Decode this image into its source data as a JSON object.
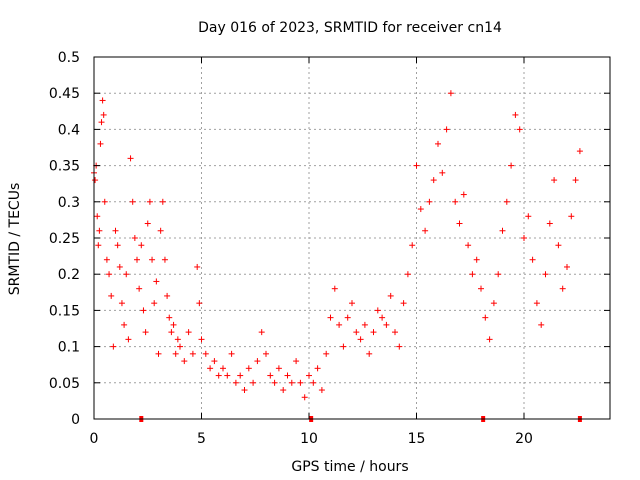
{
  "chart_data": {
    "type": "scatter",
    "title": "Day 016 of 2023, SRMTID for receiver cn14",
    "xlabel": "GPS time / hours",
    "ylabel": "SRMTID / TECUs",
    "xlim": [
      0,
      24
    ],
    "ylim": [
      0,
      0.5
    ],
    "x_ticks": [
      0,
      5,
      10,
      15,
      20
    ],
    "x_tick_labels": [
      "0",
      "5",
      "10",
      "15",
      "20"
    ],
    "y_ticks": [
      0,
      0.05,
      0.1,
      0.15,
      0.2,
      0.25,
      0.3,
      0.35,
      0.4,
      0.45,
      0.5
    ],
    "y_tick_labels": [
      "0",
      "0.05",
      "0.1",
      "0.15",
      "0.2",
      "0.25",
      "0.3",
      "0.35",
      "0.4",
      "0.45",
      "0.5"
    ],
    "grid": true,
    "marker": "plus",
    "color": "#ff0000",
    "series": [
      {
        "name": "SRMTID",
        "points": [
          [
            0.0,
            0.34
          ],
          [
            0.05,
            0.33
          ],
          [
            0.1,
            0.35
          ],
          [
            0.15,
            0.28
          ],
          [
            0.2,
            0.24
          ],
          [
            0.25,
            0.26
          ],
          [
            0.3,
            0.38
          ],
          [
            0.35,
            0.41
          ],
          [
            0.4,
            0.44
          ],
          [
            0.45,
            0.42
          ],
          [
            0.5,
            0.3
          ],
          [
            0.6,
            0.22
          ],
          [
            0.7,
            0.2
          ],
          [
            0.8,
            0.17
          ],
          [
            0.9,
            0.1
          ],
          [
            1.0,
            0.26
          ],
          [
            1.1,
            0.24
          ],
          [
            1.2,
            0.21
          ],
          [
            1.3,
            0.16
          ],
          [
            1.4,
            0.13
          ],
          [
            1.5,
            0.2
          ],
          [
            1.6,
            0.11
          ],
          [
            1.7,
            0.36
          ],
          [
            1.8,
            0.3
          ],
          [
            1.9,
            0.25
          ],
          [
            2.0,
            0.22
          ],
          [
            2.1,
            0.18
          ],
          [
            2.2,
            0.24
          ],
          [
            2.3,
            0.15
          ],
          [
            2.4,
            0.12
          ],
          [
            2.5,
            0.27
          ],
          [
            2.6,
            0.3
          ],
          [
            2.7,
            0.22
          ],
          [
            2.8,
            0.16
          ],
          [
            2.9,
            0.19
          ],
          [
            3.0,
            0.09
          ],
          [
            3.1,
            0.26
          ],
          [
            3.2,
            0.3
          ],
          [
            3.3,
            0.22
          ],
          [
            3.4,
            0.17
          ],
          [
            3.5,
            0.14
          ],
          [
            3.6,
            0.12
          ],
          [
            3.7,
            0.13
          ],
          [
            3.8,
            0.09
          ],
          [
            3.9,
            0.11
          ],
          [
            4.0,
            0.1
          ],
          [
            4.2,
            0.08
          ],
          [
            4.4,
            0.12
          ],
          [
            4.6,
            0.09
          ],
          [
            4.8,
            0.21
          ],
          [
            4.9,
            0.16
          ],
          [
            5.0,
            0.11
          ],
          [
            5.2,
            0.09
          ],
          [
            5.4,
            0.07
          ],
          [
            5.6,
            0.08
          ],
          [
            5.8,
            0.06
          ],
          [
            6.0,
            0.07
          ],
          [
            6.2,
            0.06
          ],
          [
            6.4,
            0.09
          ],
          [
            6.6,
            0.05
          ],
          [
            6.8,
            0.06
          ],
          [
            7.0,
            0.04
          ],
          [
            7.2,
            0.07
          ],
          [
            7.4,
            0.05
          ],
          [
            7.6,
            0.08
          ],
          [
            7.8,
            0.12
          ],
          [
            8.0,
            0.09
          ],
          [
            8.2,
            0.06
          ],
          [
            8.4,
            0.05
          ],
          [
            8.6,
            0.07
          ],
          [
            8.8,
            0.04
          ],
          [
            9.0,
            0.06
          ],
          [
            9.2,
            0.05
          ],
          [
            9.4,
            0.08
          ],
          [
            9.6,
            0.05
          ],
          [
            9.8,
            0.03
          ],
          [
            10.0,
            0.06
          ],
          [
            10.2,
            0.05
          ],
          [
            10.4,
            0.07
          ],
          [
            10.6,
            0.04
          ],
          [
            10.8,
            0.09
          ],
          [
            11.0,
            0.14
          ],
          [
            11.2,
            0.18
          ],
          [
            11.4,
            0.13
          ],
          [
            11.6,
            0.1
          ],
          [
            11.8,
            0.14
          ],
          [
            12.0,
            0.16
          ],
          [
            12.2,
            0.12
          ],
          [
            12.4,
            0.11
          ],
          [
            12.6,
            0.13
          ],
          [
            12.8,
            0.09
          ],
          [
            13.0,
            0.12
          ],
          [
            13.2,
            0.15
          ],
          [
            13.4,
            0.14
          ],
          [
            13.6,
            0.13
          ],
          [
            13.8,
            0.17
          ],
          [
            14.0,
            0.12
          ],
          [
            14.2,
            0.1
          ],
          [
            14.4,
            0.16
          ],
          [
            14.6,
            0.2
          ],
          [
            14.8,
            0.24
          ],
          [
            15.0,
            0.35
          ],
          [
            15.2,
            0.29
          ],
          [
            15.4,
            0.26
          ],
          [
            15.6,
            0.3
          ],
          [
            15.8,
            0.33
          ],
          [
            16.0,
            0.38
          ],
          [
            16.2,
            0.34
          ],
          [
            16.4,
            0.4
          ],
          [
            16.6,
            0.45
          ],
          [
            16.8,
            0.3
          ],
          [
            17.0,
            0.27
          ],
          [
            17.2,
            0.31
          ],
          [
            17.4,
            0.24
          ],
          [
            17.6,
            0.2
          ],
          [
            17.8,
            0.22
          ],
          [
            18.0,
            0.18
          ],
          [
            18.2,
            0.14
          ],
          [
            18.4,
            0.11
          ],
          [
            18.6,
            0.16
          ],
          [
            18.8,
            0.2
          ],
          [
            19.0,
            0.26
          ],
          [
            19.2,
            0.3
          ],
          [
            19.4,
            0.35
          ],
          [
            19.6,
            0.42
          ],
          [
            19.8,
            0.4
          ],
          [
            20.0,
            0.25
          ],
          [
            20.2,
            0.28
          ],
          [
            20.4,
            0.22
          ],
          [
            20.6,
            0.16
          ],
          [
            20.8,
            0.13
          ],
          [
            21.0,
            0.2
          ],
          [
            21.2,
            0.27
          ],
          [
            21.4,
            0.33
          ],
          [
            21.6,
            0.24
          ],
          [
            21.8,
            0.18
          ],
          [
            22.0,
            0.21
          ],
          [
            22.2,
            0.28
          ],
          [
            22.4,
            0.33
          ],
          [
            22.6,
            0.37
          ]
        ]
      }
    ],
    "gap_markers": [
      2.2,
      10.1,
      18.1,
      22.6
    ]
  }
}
...
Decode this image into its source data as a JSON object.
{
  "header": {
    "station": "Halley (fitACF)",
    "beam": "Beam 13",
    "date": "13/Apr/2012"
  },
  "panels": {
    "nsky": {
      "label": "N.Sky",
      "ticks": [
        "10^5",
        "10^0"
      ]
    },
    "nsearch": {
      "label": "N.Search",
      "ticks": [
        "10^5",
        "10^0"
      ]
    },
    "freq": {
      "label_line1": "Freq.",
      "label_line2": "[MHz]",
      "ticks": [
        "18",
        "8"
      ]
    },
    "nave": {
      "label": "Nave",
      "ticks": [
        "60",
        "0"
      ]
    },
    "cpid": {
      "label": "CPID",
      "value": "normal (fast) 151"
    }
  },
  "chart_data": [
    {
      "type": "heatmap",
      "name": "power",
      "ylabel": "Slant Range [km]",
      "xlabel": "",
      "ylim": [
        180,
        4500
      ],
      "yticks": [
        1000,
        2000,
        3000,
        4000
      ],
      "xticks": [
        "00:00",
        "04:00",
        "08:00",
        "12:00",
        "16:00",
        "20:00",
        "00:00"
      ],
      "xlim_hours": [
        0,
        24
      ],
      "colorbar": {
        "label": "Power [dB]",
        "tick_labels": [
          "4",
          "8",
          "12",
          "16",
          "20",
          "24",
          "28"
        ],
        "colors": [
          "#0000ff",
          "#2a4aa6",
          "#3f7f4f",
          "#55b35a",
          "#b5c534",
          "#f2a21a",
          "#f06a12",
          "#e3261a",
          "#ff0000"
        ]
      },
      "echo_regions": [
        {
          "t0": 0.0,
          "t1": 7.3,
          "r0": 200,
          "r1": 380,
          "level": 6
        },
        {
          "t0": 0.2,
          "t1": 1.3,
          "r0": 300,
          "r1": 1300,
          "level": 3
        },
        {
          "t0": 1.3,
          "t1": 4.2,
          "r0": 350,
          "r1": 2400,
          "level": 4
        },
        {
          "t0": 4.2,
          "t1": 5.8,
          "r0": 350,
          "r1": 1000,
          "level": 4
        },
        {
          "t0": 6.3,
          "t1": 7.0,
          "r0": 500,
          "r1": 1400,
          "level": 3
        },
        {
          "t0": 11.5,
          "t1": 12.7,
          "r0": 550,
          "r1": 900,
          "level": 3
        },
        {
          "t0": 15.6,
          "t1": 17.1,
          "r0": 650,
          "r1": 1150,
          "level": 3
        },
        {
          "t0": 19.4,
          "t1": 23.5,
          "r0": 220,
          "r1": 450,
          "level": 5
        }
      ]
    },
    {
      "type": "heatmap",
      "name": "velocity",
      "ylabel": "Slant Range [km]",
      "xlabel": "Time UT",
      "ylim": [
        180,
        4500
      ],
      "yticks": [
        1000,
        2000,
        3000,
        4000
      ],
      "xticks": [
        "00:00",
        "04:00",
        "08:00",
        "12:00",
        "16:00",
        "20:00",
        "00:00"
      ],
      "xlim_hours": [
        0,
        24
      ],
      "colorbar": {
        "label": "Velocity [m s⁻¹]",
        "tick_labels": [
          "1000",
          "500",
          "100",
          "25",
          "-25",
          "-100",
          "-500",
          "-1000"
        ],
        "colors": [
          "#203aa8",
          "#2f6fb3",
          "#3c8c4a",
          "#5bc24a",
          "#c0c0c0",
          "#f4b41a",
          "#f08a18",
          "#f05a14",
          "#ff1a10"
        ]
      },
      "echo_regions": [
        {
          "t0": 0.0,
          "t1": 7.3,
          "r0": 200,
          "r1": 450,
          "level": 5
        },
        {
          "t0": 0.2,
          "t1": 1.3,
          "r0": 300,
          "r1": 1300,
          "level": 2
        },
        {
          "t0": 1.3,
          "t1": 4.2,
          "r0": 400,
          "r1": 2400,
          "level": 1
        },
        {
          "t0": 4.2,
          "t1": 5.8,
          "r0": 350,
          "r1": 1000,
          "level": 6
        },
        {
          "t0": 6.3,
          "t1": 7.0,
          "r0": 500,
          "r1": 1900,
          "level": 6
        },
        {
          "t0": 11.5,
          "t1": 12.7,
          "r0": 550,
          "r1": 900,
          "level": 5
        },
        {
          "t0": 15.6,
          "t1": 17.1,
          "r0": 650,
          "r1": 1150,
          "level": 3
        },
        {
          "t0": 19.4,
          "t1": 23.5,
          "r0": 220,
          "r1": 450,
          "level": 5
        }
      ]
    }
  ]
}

DIRECTION: Locate the lines above that hold the word "SRMTID". Show every one of them.

THE COMPLETED TASK:
    "title": "Day 016 of 2023, SRMTID for receiver cn14",
    "ylabel": "SRMTID / TECUs",
        "name": "SRMTID",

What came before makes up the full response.